Data extracted from a collection
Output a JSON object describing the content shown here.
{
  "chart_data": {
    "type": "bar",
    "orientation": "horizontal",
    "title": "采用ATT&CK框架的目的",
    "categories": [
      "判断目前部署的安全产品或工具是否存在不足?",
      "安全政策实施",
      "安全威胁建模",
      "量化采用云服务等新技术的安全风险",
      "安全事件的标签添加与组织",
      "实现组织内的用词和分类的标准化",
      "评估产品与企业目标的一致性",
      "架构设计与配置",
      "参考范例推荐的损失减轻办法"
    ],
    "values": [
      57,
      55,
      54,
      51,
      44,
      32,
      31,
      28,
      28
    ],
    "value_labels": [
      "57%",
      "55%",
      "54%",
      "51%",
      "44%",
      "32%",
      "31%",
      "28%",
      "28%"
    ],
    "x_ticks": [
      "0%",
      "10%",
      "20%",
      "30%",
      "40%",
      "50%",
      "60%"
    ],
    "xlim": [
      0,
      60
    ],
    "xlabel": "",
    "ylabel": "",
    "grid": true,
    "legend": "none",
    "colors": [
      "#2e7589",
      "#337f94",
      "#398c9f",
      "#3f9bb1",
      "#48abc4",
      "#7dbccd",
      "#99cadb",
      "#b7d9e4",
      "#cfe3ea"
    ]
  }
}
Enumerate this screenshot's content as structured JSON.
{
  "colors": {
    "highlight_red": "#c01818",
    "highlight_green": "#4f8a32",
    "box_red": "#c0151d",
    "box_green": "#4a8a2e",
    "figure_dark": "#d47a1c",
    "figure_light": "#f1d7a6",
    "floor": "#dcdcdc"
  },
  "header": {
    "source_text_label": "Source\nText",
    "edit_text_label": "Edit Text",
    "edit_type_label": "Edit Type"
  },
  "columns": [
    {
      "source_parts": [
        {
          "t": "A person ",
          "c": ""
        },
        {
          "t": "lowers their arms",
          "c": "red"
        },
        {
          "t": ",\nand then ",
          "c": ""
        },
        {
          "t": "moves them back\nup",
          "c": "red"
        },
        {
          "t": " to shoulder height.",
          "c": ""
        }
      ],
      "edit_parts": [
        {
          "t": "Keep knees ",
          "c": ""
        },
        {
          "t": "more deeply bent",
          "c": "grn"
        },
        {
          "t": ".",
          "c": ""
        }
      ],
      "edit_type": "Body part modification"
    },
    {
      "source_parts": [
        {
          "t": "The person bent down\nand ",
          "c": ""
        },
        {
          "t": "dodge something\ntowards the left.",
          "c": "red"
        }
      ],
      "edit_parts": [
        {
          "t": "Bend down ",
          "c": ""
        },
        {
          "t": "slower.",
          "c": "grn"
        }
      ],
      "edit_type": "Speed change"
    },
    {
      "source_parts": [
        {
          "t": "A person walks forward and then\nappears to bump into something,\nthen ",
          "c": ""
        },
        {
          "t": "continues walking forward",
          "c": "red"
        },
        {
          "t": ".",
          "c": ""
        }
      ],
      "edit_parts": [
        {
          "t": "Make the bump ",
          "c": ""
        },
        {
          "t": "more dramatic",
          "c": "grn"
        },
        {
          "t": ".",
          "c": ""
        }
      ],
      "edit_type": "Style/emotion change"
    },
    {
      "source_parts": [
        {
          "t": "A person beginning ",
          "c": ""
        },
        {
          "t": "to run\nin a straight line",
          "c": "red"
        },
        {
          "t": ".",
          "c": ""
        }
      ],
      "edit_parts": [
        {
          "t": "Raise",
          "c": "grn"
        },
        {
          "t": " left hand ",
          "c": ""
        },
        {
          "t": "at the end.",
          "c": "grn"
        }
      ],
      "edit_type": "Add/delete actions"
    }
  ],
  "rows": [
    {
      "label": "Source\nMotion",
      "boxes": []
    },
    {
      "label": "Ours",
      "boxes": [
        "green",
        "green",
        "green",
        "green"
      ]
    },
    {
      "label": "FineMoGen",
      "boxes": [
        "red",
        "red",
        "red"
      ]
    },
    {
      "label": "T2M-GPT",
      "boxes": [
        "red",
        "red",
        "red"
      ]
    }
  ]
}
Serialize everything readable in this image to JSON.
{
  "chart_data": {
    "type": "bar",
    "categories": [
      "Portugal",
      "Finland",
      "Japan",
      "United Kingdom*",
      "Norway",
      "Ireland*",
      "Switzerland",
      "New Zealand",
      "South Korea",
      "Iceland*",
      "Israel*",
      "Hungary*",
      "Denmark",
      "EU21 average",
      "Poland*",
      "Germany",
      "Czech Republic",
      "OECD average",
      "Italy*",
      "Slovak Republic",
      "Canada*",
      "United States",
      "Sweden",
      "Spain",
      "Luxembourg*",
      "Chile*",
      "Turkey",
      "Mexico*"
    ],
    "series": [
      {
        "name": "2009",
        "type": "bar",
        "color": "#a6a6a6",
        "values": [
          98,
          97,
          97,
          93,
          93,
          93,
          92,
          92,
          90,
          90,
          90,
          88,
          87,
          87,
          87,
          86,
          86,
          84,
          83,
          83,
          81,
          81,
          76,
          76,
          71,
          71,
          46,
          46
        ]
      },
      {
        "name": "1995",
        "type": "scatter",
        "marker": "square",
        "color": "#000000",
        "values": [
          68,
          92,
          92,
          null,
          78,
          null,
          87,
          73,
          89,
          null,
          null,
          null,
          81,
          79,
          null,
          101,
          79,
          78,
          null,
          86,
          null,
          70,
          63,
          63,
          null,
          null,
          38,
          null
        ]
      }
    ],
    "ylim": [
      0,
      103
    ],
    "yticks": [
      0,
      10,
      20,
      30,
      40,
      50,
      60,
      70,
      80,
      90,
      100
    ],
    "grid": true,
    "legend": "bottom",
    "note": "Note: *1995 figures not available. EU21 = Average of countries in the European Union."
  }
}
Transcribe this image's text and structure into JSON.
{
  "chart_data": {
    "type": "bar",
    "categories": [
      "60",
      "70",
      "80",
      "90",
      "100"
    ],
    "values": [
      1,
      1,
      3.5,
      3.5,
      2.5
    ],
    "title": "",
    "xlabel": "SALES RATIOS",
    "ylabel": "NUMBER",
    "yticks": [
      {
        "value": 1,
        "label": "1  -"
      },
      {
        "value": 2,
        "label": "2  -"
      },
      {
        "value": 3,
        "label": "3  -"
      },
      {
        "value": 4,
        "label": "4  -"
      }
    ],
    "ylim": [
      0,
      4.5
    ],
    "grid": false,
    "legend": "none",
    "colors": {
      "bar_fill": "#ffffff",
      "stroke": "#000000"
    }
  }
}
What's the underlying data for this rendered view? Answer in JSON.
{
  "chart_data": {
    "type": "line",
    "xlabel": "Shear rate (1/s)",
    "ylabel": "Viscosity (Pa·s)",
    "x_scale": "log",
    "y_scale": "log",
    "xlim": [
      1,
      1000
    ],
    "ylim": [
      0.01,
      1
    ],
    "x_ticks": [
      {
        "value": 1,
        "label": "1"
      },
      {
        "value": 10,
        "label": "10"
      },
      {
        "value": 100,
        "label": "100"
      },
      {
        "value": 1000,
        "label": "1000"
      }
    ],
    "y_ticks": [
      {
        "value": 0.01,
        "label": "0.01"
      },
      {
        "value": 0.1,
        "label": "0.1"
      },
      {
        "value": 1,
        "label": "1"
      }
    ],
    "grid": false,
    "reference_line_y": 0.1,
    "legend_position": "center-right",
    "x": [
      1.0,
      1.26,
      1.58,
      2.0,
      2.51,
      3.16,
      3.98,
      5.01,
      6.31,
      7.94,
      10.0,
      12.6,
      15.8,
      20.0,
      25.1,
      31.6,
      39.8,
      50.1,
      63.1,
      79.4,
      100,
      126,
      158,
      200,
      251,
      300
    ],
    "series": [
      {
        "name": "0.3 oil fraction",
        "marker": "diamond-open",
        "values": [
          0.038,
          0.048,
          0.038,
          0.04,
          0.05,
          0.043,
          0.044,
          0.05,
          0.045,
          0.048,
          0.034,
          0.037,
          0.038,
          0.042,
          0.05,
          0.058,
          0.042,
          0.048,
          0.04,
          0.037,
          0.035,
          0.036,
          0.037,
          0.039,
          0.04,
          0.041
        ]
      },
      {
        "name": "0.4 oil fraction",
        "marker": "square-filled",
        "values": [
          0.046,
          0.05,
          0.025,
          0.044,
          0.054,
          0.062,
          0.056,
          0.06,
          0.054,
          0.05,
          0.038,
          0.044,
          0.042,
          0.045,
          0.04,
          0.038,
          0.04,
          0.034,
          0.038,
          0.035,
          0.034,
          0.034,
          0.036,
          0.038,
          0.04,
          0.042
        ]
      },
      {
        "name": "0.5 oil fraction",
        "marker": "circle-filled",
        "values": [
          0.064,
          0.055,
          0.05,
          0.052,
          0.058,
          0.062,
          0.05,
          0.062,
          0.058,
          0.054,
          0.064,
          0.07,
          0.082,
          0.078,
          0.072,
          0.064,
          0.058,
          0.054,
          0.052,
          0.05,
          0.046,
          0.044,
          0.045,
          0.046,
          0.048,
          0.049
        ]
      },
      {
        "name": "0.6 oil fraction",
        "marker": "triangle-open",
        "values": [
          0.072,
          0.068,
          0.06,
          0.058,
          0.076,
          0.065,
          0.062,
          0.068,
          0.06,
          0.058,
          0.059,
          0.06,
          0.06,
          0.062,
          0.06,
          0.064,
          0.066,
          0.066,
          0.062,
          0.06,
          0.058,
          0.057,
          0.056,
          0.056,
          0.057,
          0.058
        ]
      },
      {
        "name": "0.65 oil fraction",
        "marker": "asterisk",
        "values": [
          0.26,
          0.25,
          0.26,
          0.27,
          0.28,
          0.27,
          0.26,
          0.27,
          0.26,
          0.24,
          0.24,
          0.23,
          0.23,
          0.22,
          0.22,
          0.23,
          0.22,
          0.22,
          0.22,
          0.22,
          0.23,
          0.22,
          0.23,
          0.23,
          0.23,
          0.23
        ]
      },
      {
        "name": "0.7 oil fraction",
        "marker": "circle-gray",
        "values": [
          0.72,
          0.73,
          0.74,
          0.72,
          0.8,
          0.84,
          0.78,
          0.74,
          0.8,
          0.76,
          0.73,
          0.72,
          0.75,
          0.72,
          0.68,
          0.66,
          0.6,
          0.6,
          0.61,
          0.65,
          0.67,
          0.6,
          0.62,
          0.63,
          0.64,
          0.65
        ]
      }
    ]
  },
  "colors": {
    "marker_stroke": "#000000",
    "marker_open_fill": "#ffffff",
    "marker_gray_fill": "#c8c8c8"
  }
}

__Task statement__
Pull every line containing "xlabel" from the material above.

__Response__
    "xlabel": "",
    "xlabel": "SALES RATIOS",
    "xlabel": "Shear rate (1/s)",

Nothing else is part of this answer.